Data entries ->
+===+
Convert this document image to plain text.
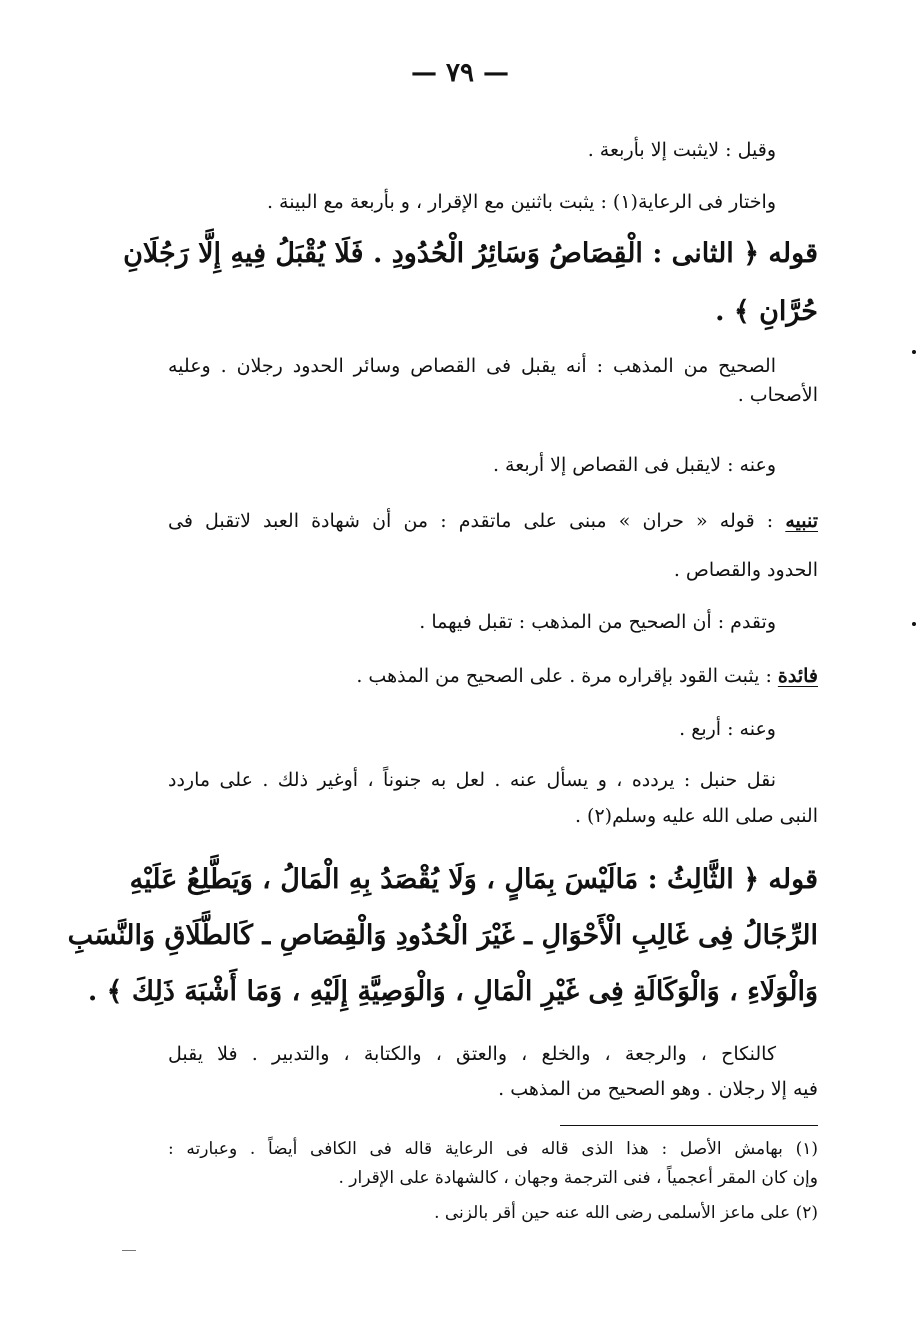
— ٧٩ —
وقيل : لايثبت إلا بأربعة .
واختار فى الرعاية(١) : يثبت باثنين مع الإقرار ، و بأربعة مع البينة .
قوله ﴿ الثانى : الْقِصَاصُ وَسَائِرُ الْحُدُودِ . فَلَا يُقْبَلُ فِيهِ إِلَّا رَجُلَانِ
حُرَّانِ ﴾ .
الصحيح من المذهب : أنه يقبل فى القصاص وسائر الحدود رجلان . وعليه
الأصحاب .
وعنه : لايقبل فى القصاص إلا أربعة .
تنبيه : قوله « حران » مبنى على ماتقدم : من أن شهادة العبد لاتقبل فى
الحدود والقصاص .
وتقدم : أن الصحيح من المذهب : تقبل فيهما .
فائدة : يثبت القود بإقراره مرة . على الصحيح من المذهب .
وعنه : أربع .
نقل حنبل : يردده ، و يسأل عنه . لعل به جنوناً ، أوغير ذلك . على ماردد
النبى صلى الله عليه وسلم(٢) .
قوله ﴿ الثَّالِثُ : مَالَيْسَ بِمَالٍ ، وَلَا يُقْصَدُ بِهِ الْمَالُ ، وَيَطَّلِعُ عَلَيْهِ
الرِّجَالُ فِى غَالِبِ الْأَحْوَالِ ـ غَيْرَ الْحُدُودِ وَالْقِصَاصِ ـ كَالطَّلَاقِ وَالنَّسَبِ
وَالْوَلَاءِ ، وَالْوَكَالَةِ فِى غَيْرِ الْمَالِ ، وَالْوَصِيَّةِ إِلَيْهِ ، وَمَا أَشْبَهَ ذَلِكَ ﴾ .
كالنكاح ، والرجعة ، والخلع ، والعتق ، والكتابة ، والتدبير . فلا يقبل
فيه إلا رجلان . وهو الصحيح من المذهب .
(١) بهامش الأصل : هذا الذى قاله فى الرعاية قاله فى الكافى أيضاً . وعبارته :
وإن كان المقر أعجمياً ، فنى الترجمة وجهان ، كالشهادة على الإقرار .
(٢) على ماعز الأسلمى رضى الله عنه حين أقر بالزنى .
+===+
Direction -> Repeat the material above in full and exactly, omitting the pictures.

Expected answer ->
Convert this document image to plain text.
— ٧٩ —
وقيل : لايثبت إلا بأربعة .
واختار فى الرعاية(١) : يثبت باثنين مع الإقرار ، و بأربعة مع البينة .
قوله ﴿ الثانى : الْقِصَاصُ وَسَائِرُ الْحُدُودِ . فَلَا يُقْبَلُ فِيهِ إِلَّا رَجُلَانِ
حُرَّانِ ﴾ .
الصحيح من المذهب : أنه يقبل فى القصاص وسائر الحدود رجلان . وعليه
الأصحاب .
وعنه : لايقبل فى القصاص إلا أربعة .
تنبيه : قوله « حران » مبنى على ماتقدم : من أن شهادة العبد لاتقبل فى
الحدود والقصاص .
وتقدم : أن الصحيح من المذهب : تقبل فيهما .
فائدة : يثبت القود بإقراره مرة . على الصحيح من المذهب .
وعنه : أربع .
نقل حنبل : يردده ، و يسأل عنه . لعل به جنوناً ، أوغير ذلك . على ماردد
النبى صلى الله عليه وسلم(٢) .
قوله ﴿ الثَّالِثُ : مَالَيْسَ بِمَالٍ ، وَلَا يُقْصَدُ بِهِ الْمَالُ ، وَيَطَّلِعُ عَلَيْهِ
الرِّجَالُ فِى غَالِبِ الْأَحْوَالِ ـ غَيْرَ الْحُدُودِ وَالْقِصَاصِ ـ كَالطَّلَاقِ وَالنَّسَبِ
وَالْوَلَاءِ ، وَالْوَكَالَةِ فِى غَيْرِ الْمَالِ ، وَالْوَصِيَّةِ إِلَيْهِ ، وَمَا أَشْبَهَ ذَلِكَ ﴾ .
كالنكاح ، والرجعة ، والخلع ، والعتق ، والكتابة ، والتدبير . فلا يقبل
فيه إلا رجلان . وهو الصحيح من المذهب .
(١) بهامش الأصل : هذا الذى قاله فى الرعاية قاله فى الكافى أيضاً . وعبارته :
وإن كان المقر أعجمياً ، فنى الترجمة وجهان ، كالشهادة على الإقرار .
(٢) على ماعز الأسلمى رضى الله عنه حين أقر بالزنى .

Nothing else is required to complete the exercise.